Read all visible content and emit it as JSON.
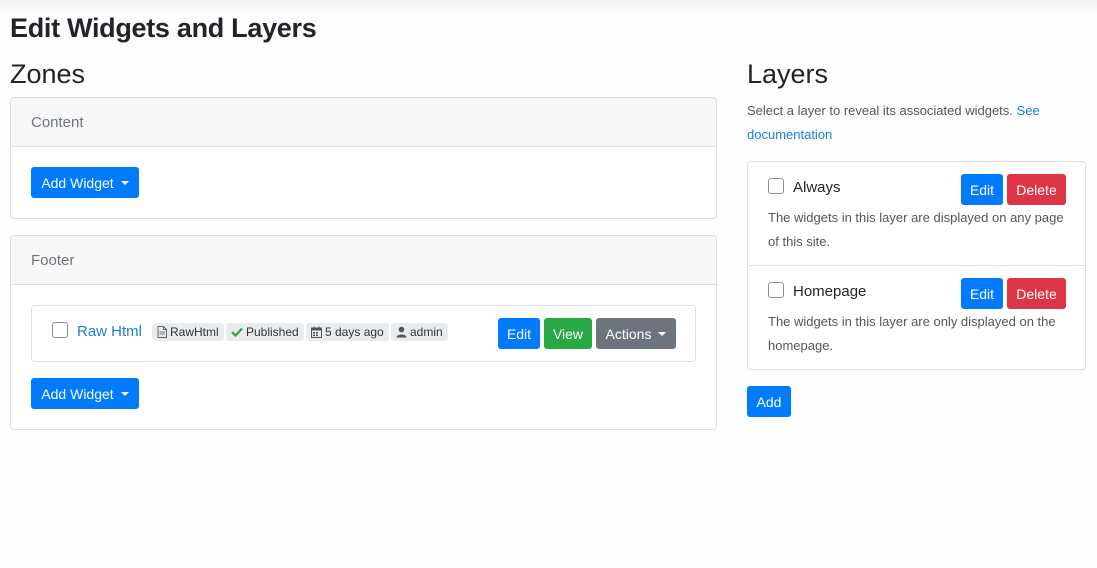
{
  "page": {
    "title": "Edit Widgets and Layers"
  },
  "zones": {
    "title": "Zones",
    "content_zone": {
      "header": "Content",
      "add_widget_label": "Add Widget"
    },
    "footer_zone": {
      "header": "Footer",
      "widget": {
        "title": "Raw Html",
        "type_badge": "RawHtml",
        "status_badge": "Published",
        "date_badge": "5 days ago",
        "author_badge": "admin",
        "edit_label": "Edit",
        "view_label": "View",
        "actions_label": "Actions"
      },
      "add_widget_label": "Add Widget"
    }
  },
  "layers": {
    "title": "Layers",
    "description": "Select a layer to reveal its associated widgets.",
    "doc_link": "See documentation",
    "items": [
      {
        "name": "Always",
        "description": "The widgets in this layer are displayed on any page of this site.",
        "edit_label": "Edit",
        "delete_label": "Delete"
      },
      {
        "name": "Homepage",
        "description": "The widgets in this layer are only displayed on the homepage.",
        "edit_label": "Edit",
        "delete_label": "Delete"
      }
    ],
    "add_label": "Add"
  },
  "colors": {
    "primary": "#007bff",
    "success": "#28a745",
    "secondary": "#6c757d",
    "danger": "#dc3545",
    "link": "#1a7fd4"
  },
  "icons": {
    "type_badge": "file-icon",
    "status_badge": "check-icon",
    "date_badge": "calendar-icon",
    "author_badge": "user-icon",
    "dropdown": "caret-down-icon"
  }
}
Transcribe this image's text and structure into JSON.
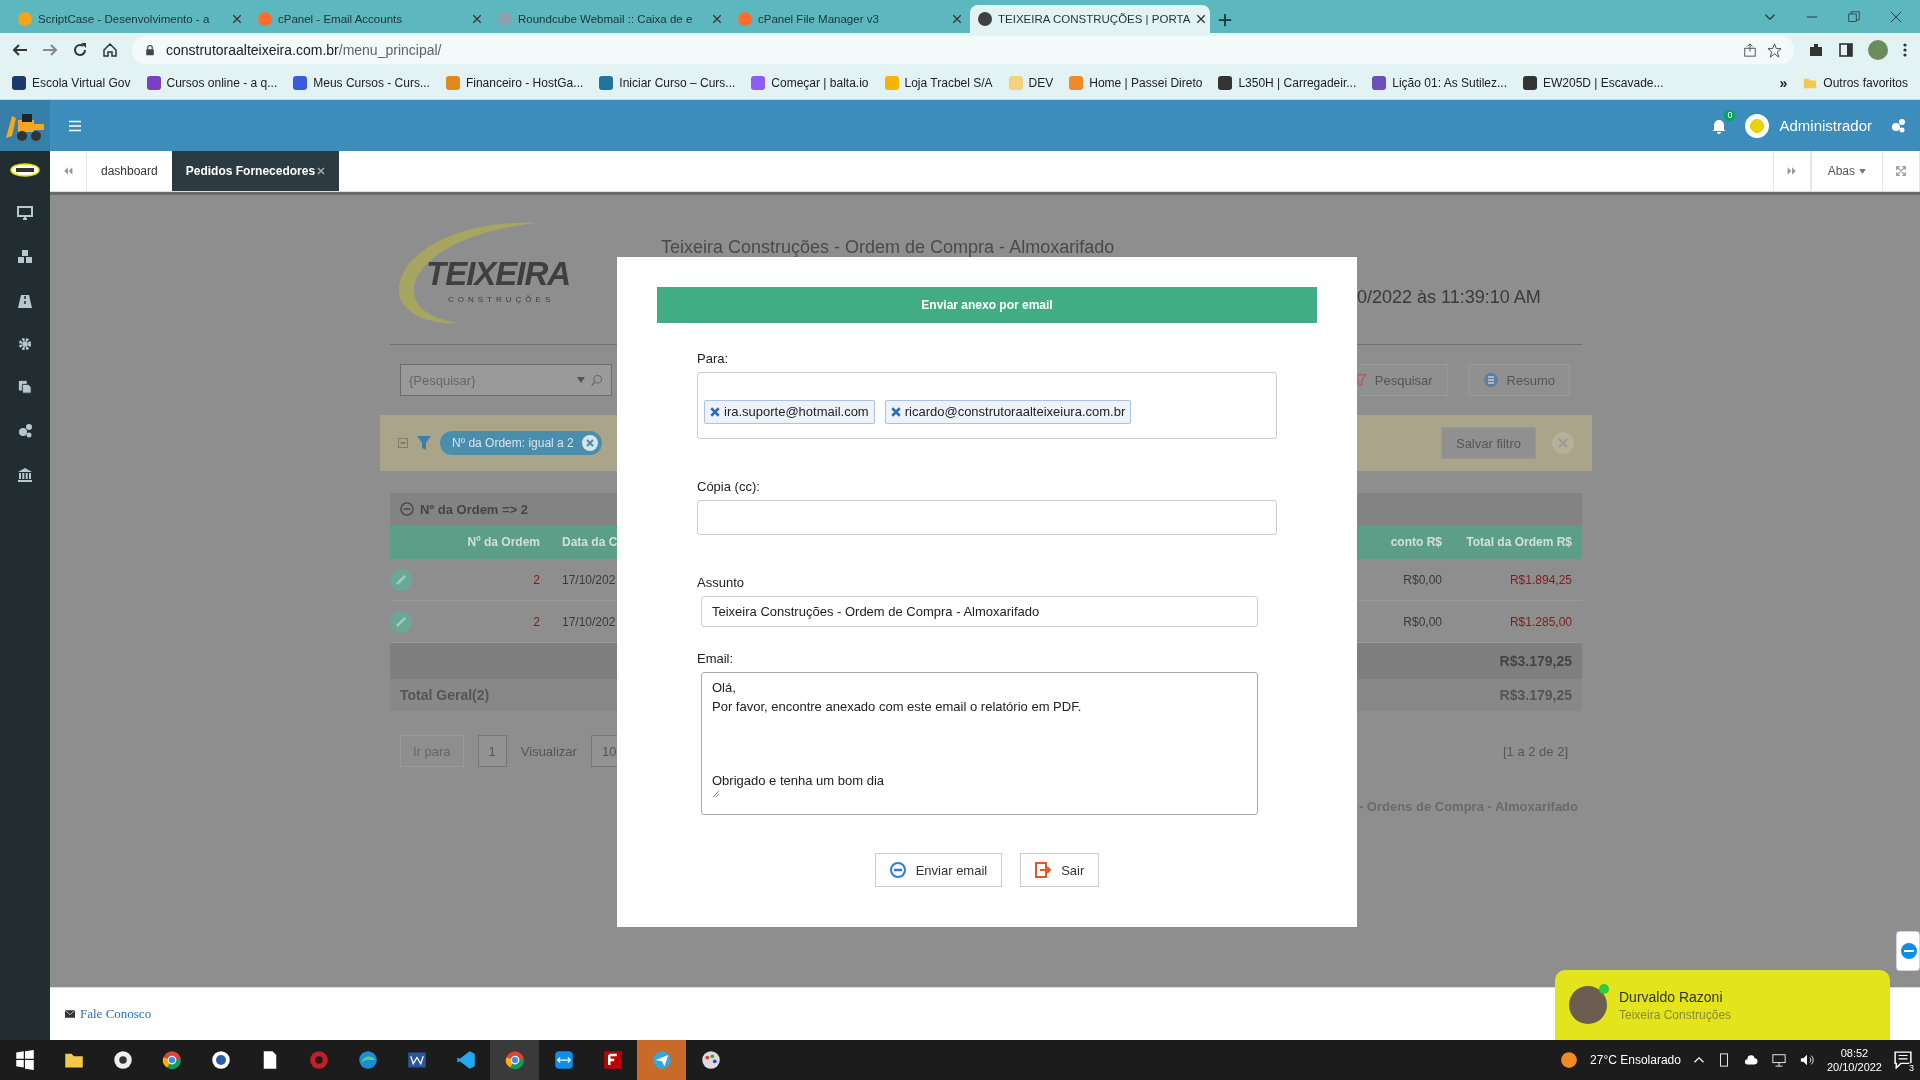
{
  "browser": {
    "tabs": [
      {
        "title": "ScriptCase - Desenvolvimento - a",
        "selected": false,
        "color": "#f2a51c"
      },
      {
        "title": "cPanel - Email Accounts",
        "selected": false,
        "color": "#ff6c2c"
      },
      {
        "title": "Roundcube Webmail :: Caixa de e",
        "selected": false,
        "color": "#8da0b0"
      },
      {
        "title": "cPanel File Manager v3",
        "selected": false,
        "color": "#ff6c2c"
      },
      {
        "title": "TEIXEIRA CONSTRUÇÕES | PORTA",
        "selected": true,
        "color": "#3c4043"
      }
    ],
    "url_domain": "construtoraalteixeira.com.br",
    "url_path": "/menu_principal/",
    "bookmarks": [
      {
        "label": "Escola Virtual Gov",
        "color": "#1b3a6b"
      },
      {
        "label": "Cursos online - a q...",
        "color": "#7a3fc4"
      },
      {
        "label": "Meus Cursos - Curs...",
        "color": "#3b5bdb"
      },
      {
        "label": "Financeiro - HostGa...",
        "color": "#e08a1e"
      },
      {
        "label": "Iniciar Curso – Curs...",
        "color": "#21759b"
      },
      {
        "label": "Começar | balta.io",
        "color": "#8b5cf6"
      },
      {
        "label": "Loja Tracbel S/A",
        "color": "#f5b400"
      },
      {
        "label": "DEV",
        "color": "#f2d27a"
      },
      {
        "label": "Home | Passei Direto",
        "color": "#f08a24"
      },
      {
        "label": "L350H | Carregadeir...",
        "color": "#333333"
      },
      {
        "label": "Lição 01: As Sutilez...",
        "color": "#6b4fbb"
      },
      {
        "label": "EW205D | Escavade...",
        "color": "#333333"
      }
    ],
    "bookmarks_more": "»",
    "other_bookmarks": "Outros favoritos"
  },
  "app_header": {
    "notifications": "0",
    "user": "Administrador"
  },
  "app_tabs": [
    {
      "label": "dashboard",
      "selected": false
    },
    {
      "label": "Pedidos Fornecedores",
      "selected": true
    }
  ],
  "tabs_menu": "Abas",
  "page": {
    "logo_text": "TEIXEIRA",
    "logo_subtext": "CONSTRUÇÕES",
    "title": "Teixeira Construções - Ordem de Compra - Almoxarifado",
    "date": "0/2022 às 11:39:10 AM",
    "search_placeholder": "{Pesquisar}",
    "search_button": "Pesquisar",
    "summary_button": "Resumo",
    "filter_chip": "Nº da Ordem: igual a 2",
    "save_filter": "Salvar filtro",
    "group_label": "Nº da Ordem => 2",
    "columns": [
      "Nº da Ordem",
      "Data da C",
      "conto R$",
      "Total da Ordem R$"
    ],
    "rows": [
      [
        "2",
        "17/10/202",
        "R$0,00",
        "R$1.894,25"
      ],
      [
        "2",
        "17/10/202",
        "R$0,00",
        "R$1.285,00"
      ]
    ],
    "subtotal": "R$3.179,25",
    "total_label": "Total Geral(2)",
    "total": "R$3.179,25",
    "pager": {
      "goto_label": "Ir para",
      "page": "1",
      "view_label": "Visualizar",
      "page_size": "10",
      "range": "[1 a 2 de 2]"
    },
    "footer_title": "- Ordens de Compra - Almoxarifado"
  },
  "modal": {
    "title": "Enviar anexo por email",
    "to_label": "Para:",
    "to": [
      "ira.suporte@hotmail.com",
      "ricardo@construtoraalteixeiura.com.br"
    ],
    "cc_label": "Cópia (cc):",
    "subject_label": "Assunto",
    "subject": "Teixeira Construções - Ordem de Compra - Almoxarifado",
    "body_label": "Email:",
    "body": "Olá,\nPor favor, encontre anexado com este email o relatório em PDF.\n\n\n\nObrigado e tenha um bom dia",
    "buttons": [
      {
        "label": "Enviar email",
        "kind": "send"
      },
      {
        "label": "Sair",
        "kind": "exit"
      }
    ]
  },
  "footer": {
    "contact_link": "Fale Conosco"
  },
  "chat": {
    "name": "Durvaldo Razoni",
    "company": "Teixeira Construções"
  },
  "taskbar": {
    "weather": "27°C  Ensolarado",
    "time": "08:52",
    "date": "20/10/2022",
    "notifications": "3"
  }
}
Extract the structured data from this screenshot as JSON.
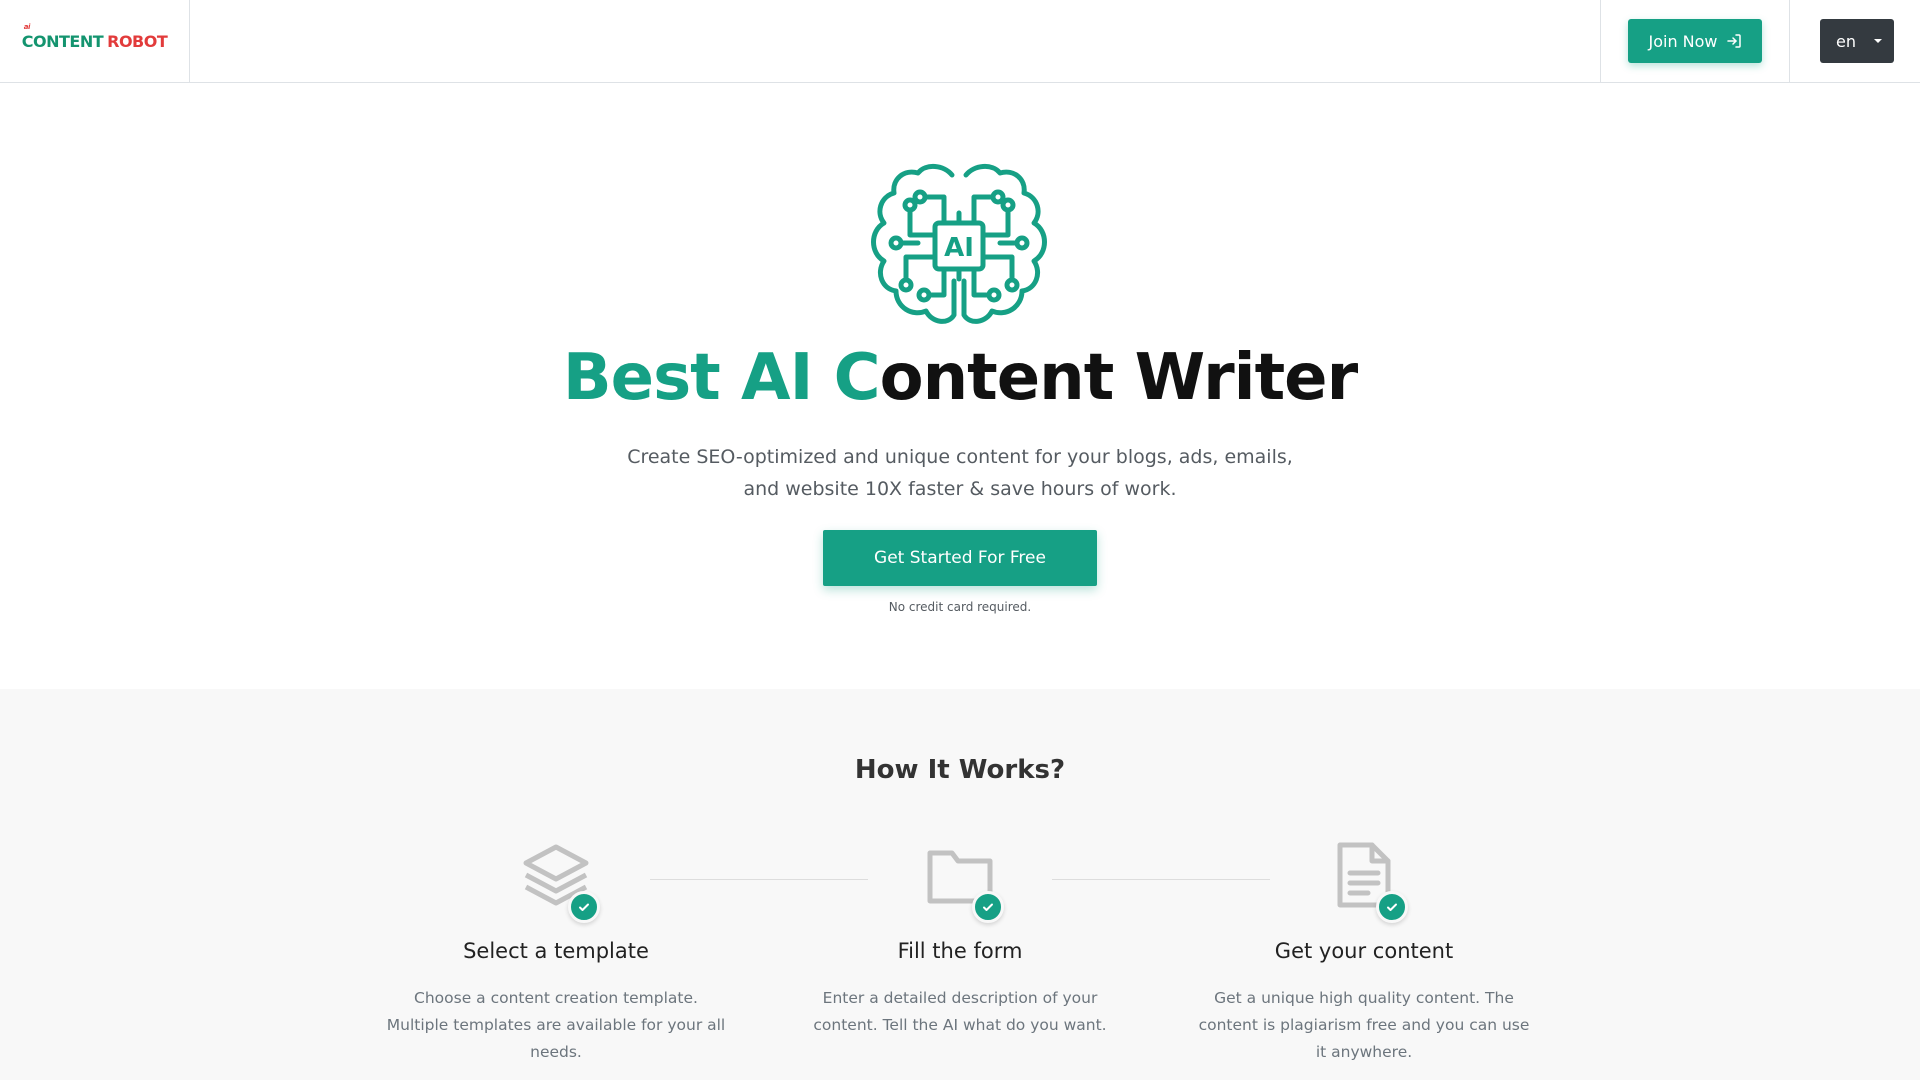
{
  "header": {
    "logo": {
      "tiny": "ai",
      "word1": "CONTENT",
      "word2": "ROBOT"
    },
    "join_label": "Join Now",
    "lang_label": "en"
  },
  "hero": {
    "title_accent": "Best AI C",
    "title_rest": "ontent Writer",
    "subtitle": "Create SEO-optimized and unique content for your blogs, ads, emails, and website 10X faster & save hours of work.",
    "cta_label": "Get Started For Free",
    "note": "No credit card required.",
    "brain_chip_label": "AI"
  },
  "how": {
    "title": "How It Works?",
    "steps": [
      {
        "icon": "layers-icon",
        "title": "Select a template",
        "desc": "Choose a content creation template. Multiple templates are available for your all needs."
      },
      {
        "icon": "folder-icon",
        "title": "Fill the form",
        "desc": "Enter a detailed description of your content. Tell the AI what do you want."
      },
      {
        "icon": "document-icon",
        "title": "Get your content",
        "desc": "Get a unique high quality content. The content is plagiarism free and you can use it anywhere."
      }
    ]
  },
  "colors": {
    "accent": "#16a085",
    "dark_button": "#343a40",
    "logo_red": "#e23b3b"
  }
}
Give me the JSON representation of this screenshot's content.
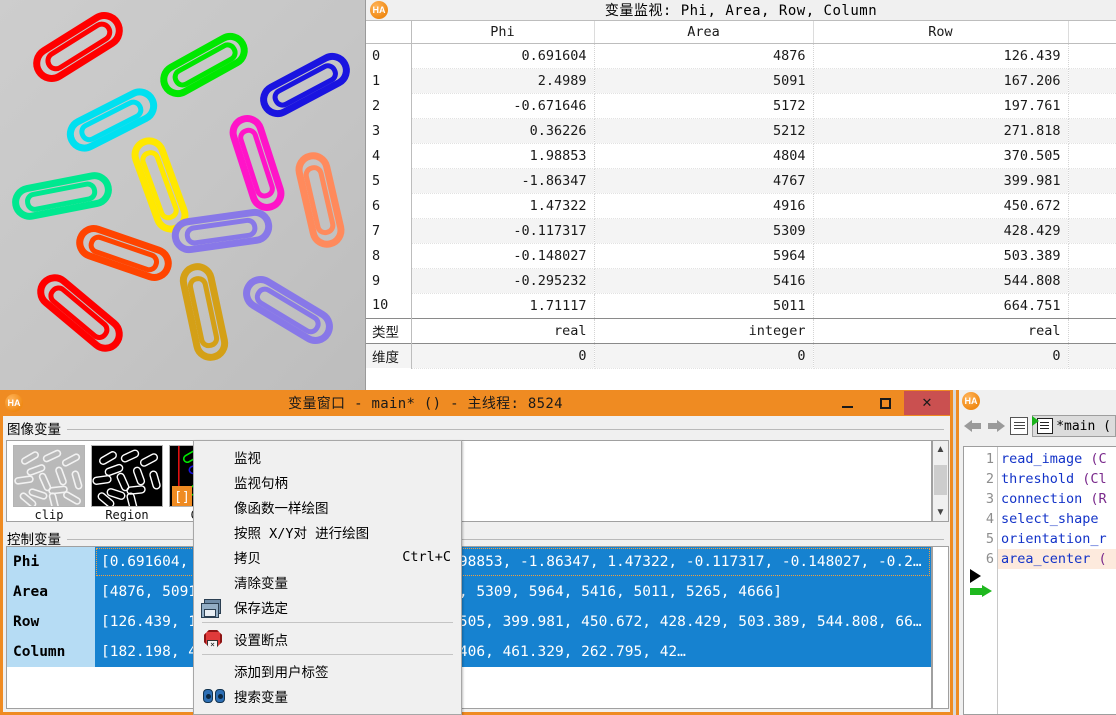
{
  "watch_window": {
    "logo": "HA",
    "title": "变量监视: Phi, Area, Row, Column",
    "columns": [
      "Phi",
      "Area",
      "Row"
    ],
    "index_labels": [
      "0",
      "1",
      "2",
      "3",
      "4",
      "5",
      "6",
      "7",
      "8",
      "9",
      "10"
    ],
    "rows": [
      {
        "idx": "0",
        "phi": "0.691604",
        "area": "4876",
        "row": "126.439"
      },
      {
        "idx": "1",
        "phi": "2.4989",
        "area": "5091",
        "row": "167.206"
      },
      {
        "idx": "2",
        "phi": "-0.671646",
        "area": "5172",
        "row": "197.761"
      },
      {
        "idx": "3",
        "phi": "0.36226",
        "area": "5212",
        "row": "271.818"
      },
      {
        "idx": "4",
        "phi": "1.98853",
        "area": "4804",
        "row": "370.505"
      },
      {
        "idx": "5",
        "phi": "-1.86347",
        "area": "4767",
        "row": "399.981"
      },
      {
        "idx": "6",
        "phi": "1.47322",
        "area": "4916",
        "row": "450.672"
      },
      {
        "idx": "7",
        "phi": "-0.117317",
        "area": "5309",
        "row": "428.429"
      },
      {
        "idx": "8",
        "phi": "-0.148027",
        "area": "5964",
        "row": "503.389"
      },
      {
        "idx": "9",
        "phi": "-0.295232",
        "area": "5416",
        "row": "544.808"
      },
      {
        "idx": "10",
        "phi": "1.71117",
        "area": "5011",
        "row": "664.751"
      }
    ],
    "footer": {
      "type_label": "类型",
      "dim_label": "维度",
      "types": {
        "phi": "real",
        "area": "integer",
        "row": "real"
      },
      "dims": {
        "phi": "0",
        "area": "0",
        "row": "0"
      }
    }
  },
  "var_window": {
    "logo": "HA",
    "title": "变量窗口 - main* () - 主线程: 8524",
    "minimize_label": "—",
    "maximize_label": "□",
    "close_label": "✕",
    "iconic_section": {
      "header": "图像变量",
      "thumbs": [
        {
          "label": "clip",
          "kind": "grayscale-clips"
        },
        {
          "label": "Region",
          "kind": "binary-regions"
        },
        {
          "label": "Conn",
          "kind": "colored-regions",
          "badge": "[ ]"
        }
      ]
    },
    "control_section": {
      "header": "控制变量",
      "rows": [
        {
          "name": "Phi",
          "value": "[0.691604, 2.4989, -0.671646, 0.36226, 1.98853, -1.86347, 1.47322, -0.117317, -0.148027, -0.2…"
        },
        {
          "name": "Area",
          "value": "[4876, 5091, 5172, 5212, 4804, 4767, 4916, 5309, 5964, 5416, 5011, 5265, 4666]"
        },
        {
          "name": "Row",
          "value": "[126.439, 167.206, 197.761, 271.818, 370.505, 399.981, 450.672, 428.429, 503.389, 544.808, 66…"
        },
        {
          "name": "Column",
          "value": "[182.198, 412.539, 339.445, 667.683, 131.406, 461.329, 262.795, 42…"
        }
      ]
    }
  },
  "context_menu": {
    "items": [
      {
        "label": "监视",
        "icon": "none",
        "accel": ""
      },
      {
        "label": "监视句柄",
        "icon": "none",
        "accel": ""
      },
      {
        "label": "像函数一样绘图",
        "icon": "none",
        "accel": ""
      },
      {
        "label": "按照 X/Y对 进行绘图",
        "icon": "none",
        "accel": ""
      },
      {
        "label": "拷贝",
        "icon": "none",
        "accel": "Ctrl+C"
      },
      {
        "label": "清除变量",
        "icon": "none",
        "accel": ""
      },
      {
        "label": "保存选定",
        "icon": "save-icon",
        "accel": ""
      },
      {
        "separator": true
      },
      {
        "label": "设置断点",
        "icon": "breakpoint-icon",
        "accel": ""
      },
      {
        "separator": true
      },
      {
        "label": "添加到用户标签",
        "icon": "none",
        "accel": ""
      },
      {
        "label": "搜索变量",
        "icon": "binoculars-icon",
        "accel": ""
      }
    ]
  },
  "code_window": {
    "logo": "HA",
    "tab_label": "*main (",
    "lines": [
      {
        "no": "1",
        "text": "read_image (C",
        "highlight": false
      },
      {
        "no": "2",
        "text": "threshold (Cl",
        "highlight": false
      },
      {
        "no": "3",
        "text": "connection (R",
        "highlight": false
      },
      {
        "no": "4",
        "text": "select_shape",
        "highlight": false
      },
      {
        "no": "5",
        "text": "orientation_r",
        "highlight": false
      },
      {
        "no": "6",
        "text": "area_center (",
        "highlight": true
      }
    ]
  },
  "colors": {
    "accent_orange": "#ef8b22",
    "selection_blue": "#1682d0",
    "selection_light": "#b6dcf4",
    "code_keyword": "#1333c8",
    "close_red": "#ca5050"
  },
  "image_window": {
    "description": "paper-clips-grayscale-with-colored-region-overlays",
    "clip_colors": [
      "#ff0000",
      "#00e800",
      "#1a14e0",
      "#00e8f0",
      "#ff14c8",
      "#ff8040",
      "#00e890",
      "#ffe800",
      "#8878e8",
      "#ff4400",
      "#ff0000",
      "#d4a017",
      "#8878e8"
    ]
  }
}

THE TASK:
Check each line above for the word "Almoxarifado" and copy the ones that have it.

RESPONSE:
    "title": "Teixeira Construções - Ordem de Compra - Almoxarifado",
    "footer_title": "- Ordens de Compra - Almoxarifado"
    "subject": "Teixeira Construções - Ordem de Compra - Almoxarifado",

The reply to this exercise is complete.